What needs to be done: Extract each line holding the word "title" from the entries.
--*--
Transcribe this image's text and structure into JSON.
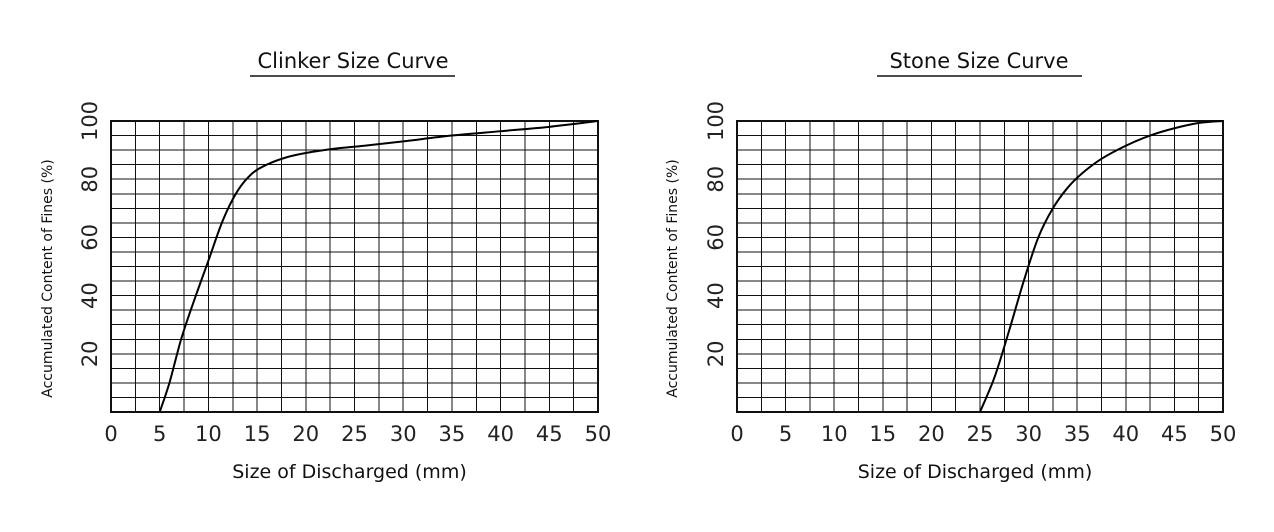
{
  "chart_data": [
    {
      "type": "line",
      "title": "Clinker Size Curve",
      "xlabel": "Size of Discharged (mm)",
      "ylabel": "Accumulated Content of Fines (%)",
      "xlim": [
        0,
        50
      ],
      "ylim": [
        0,
        100
      ],
      "x_ticks": [
        0,
        5,
        10,
        15,
        20,
        25,
        30,
        35,
        40,
        45,
        50
      ],
      "y_ticks": [
        20,
        40,
        60,
        80,
        100
      ],
      "grid": true,
      "series": [
        {
          "x": [
            5.0,
            6.0,
            7.2,
            8.5,
            10.0,
            11.5,
            13.0,
            14.5,
            16.0,
            18.0,
            20.0,
            23.0,
            26.0,
            30.0,
            35.0,
            40.0,
            45.0,
            50.0
          ],
          "y": [
            0,
            10,
            25,
            38,
            52,
            66,
            76,
            82,
            85,
            87.5,
            89,
            90.5,
            91.5,
            93,
            95,
            96.5,
            98,
            100
          ]
        }
      ]
    },
    {
      "type": "line",
      "title": "Stone Size Curve",
      "xlabel": "Size of Discharged (mm)",
      "ylabel": "Accumulated Content of Fines (%)",
      "xlim": [
        0,
        50
      ],
      "ylim": [
        0,
        100
      ],
      "x_ticks": [
        0,
        5,
        10,
        15,
        20,
        25,
        30,
        35,
        40,
        45,
        50
      ],
      "y_ticks": [
        20,
        40,
        60,
        80,
        100
      ],
      "grid": true,
      "series": [
        {
          "x": [
            25.0,
            26.5,
            28.0,
            29.5,
            31.0,
            32.5,
            34.0,
            35.5,
            37.5,
            40.0,
            42.5,
            45.0,
            47.5,
            50.0
          ],
          "y": [
            0,
            12,
            28,
            45,
            60,
            70,
            77,
            82,
            87,
            91.5,
            95,
            97.5,
            99.3,
            100
          ]
        }
      ]
    }
  ]
}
--*--
Output of the exercise:
      "title": "Clinker Size Curve",
      "title": "Stone Size Curve",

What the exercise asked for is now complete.